Find and copy every line in the records that includes the string "Share".

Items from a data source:
============================================================
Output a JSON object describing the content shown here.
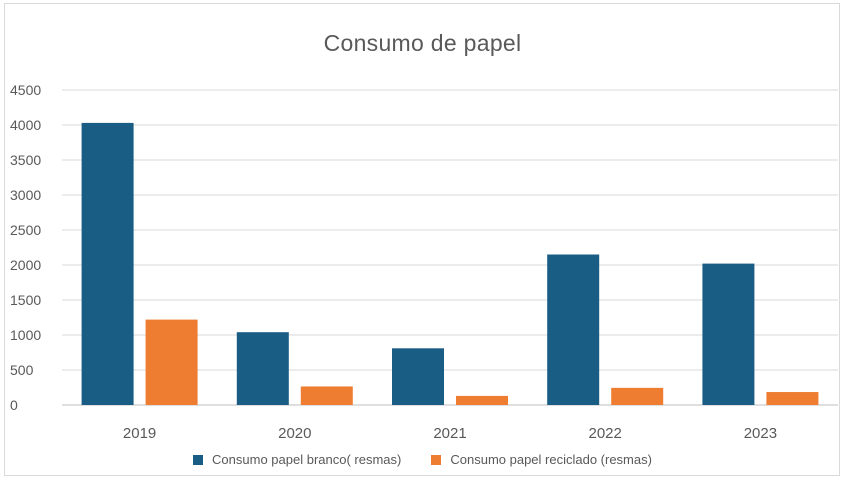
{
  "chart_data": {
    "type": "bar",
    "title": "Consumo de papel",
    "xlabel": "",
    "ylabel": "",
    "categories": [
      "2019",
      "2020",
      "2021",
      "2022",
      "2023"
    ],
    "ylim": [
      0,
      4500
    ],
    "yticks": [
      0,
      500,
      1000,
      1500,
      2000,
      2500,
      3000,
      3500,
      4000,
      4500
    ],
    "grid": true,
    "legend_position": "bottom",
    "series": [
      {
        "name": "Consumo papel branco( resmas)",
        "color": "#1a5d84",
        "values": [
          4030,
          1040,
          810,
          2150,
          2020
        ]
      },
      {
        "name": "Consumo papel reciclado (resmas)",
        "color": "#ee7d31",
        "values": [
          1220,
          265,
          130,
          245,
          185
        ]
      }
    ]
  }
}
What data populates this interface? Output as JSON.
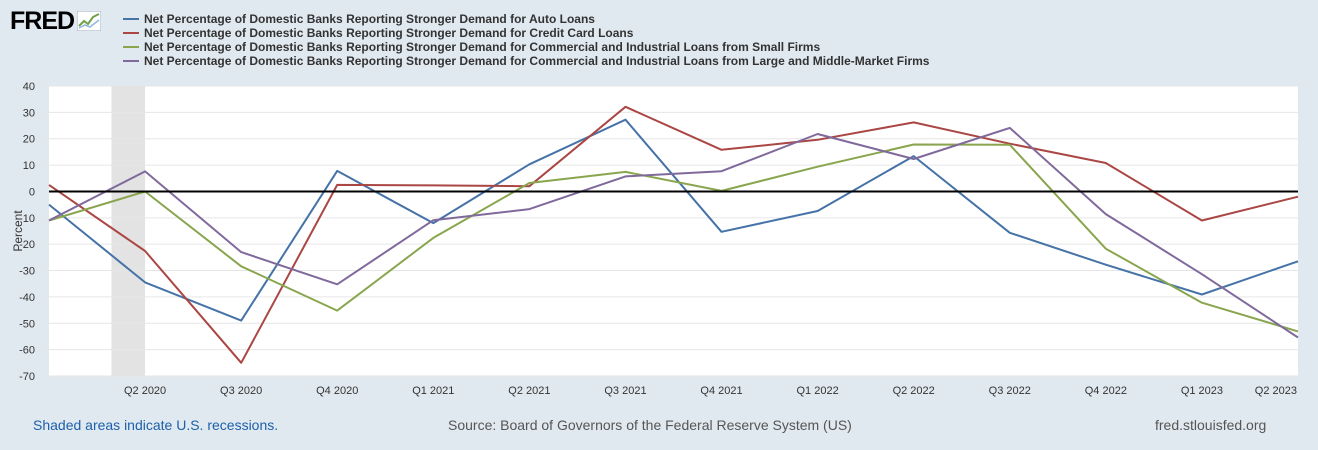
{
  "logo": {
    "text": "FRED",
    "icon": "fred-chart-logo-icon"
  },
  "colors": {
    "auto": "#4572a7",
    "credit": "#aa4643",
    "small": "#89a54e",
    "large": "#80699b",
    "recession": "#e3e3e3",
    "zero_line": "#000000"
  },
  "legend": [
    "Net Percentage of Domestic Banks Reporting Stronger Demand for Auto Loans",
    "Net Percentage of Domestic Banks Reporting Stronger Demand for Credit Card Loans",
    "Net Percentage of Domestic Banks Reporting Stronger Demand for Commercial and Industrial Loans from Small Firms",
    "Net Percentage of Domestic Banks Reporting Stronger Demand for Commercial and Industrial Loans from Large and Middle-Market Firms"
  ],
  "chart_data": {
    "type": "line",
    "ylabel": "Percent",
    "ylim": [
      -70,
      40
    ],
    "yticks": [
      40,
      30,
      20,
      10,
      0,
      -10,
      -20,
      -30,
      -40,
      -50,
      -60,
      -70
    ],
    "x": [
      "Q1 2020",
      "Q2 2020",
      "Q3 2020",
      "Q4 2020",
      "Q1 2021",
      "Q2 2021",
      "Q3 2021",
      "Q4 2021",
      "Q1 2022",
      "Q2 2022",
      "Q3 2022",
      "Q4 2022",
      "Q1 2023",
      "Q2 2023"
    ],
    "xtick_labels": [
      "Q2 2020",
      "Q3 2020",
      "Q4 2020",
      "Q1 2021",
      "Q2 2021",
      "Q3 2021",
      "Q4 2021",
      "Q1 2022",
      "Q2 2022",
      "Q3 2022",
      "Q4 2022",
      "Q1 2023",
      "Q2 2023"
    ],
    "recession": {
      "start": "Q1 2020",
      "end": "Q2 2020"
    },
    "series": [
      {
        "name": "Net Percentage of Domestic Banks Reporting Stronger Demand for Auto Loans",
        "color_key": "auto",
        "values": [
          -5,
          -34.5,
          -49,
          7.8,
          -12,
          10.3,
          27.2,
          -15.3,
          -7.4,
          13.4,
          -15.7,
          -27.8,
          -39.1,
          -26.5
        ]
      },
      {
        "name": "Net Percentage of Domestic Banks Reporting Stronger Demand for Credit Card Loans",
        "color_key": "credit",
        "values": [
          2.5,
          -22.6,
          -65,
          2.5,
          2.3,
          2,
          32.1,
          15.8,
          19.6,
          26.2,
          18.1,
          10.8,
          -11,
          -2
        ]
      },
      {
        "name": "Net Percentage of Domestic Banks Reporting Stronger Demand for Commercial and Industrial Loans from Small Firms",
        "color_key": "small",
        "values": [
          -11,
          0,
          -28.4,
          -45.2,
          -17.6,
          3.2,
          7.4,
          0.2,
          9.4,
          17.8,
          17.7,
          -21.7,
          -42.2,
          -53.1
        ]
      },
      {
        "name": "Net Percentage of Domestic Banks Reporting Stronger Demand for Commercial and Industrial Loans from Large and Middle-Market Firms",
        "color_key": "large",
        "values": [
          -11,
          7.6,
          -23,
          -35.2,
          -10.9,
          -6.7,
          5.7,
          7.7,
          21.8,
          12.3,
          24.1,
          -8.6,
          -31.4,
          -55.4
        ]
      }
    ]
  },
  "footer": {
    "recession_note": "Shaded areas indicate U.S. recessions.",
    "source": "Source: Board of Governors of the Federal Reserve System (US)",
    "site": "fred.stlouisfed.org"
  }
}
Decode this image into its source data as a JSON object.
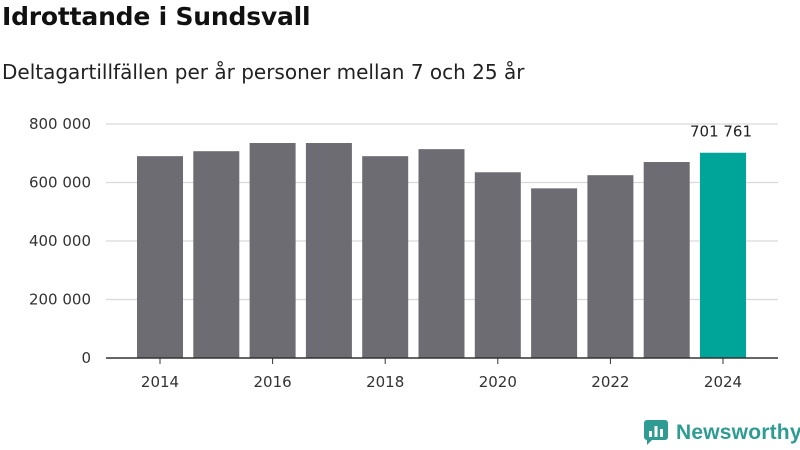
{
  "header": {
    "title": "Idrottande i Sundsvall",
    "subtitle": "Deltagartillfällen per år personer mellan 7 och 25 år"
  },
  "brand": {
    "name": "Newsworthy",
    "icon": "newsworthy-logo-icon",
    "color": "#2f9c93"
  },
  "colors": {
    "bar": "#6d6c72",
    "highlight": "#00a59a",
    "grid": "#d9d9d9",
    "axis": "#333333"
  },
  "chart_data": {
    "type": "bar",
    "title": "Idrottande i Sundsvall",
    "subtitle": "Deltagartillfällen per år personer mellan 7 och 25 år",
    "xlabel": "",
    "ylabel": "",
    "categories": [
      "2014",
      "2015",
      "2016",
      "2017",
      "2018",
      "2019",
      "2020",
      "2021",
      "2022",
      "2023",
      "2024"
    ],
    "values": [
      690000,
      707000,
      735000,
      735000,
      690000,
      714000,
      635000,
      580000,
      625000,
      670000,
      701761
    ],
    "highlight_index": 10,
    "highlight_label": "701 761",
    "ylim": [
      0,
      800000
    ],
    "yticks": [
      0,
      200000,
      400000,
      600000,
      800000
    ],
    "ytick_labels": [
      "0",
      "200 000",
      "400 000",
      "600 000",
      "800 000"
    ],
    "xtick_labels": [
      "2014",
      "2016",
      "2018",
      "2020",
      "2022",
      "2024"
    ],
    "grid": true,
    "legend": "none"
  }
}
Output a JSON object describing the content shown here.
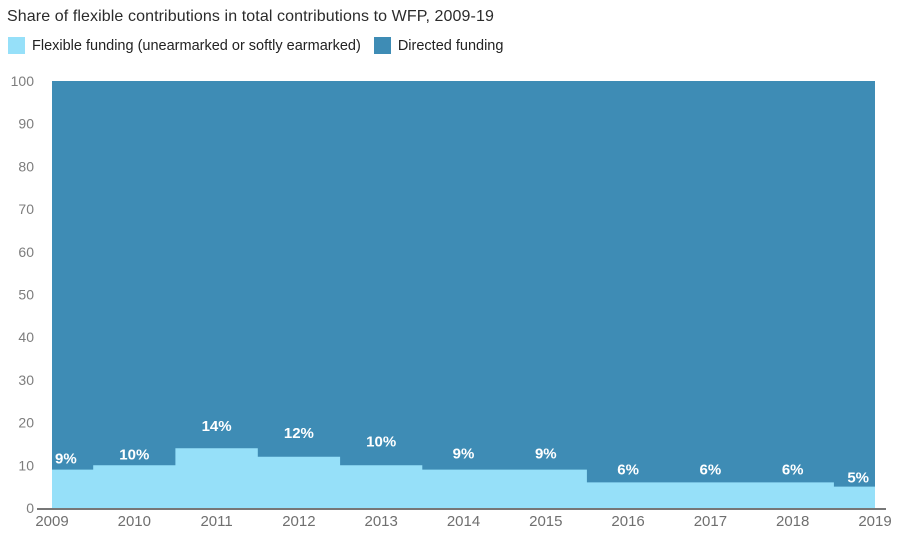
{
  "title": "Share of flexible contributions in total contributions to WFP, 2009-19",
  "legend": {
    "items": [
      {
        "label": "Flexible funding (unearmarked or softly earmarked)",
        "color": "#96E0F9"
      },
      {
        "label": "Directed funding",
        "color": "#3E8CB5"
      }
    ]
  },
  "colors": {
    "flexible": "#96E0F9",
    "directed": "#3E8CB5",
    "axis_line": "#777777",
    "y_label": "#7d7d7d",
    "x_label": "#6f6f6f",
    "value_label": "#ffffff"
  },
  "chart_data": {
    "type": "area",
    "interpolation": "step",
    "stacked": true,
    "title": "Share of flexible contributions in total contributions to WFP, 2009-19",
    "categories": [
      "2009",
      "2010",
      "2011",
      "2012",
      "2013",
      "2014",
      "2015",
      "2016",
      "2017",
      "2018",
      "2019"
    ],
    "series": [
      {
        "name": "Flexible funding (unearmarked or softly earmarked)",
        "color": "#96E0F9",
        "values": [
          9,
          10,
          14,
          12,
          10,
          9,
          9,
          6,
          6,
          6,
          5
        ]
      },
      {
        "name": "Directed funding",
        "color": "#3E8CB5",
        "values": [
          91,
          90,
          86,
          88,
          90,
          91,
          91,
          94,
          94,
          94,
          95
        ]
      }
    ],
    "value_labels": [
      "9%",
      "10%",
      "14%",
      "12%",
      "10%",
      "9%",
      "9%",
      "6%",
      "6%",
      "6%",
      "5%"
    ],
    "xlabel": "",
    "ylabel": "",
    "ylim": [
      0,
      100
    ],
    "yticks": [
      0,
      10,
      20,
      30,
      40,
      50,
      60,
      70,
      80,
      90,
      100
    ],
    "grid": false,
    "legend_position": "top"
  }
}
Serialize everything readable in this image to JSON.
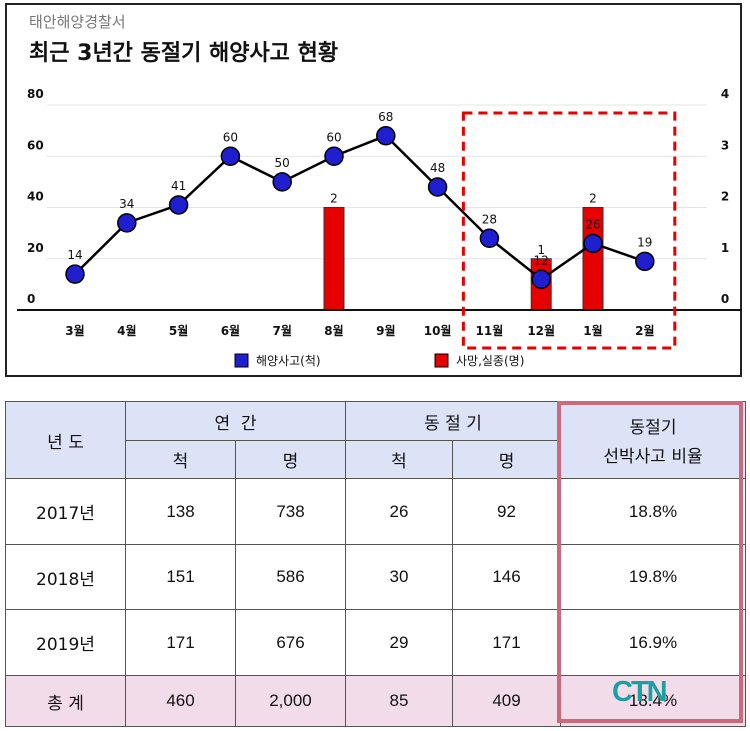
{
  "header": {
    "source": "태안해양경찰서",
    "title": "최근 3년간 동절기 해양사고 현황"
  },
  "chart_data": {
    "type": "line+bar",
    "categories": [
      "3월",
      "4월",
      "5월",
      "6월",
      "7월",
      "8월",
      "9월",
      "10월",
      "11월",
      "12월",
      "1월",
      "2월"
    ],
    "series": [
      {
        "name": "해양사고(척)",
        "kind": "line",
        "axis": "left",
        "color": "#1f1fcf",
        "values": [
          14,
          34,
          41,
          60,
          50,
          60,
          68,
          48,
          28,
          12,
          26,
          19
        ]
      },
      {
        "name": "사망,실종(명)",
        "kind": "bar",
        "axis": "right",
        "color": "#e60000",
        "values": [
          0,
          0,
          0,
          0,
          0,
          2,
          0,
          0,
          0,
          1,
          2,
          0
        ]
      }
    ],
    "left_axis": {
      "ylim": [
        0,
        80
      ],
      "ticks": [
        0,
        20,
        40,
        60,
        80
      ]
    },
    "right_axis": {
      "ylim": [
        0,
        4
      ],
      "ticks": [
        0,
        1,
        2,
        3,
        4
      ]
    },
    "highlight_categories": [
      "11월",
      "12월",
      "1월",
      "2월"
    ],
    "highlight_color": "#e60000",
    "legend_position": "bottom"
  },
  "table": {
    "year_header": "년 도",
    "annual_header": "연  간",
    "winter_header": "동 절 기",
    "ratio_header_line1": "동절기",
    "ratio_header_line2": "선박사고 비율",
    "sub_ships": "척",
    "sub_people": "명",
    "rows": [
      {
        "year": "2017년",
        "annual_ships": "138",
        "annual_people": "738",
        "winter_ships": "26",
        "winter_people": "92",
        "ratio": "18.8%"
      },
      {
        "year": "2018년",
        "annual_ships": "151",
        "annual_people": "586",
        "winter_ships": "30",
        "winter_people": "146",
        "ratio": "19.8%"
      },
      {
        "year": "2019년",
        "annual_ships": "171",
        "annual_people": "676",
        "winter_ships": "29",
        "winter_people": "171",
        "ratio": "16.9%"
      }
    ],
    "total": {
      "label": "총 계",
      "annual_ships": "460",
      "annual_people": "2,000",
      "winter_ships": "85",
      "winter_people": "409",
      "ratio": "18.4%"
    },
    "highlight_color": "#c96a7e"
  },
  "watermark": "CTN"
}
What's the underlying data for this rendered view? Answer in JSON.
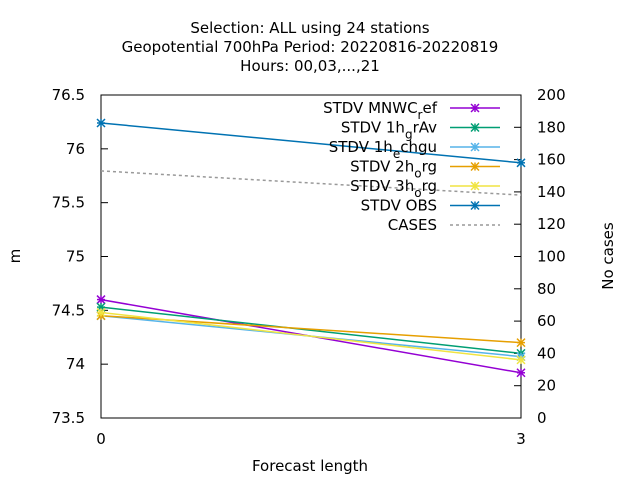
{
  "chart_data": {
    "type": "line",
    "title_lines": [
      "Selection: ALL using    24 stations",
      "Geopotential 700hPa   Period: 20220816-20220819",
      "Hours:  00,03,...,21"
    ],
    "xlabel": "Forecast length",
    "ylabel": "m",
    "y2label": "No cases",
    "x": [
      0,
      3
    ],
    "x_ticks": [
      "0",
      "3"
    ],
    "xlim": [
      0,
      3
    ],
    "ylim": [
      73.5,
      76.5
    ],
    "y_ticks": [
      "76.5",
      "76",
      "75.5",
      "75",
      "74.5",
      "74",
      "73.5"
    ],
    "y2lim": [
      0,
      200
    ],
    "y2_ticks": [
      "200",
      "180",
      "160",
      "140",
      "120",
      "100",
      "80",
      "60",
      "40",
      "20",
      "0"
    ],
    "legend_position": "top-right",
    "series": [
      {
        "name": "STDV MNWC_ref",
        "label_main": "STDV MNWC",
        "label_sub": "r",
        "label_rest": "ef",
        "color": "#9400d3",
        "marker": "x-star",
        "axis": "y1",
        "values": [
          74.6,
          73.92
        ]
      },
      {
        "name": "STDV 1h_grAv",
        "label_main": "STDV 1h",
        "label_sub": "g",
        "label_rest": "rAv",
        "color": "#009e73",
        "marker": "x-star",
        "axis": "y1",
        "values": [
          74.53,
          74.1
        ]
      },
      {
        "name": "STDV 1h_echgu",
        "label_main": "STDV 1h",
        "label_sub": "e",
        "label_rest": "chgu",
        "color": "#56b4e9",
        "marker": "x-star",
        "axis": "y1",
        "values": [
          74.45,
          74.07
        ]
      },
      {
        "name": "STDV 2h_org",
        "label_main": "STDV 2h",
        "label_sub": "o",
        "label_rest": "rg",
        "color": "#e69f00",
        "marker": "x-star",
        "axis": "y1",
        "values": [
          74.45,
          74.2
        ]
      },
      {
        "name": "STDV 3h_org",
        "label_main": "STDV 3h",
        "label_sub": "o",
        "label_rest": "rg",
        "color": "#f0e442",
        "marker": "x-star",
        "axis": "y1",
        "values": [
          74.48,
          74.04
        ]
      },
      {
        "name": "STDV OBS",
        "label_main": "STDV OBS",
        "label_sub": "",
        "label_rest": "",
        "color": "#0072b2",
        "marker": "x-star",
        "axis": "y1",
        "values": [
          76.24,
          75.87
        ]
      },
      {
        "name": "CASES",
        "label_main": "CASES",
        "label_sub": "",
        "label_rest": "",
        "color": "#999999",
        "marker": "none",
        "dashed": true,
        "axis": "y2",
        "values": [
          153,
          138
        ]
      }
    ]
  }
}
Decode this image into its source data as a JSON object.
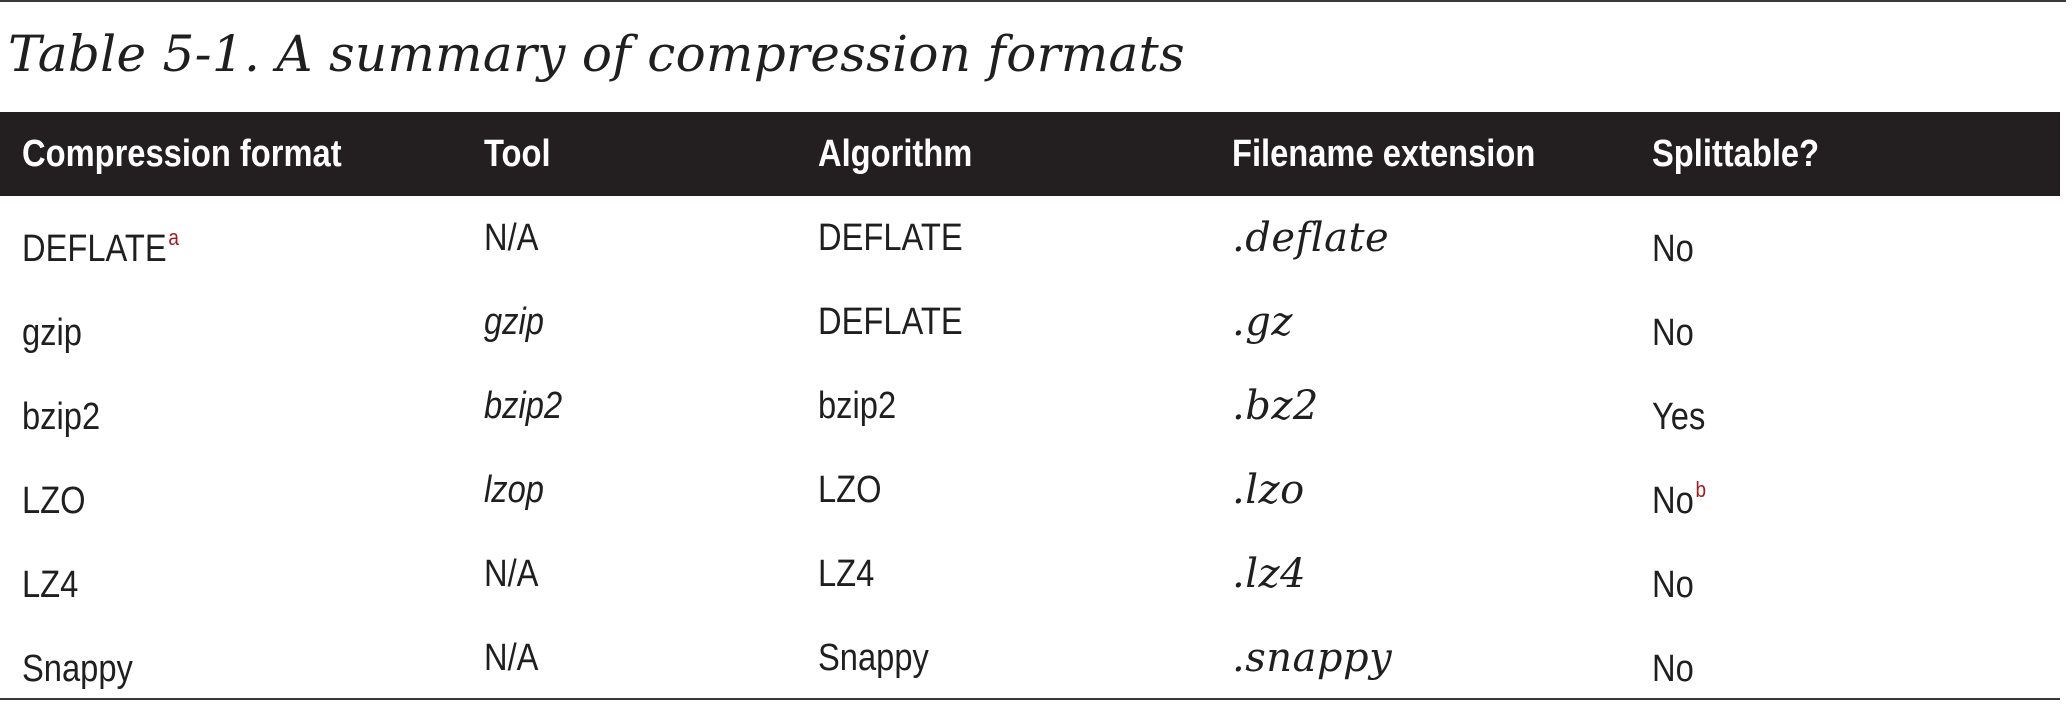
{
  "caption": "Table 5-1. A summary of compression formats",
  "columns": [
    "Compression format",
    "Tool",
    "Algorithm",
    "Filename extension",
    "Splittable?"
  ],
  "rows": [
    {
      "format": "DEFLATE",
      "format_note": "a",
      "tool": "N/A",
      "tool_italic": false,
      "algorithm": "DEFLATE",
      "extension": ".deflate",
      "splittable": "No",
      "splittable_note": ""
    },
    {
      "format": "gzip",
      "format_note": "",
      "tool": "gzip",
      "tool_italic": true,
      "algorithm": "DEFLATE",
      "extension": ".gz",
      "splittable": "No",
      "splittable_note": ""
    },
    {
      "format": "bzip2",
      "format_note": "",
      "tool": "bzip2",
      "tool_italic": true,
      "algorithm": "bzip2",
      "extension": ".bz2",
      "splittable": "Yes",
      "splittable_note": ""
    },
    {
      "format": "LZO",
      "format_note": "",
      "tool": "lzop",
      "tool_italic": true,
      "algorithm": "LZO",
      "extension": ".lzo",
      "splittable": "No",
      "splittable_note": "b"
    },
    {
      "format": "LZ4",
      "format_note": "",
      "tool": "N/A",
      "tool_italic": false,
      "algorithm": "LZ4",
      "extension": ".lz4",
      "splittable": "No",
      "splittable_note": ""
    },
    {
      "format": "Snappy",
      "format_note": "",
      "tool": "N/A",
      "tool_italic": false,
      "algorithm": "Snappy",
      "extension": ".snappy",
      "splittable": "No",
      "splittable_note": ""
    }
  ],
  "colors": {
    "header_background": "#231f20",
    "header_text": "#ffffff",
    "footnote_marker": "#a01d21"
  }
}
============================================================
→ Result of the exercise:
  "title": "Share of flexible contributions in total contributions to WFP, 2009-19",
    "title": "Share of flexible contributions in total contributions to WFP, 2009-19",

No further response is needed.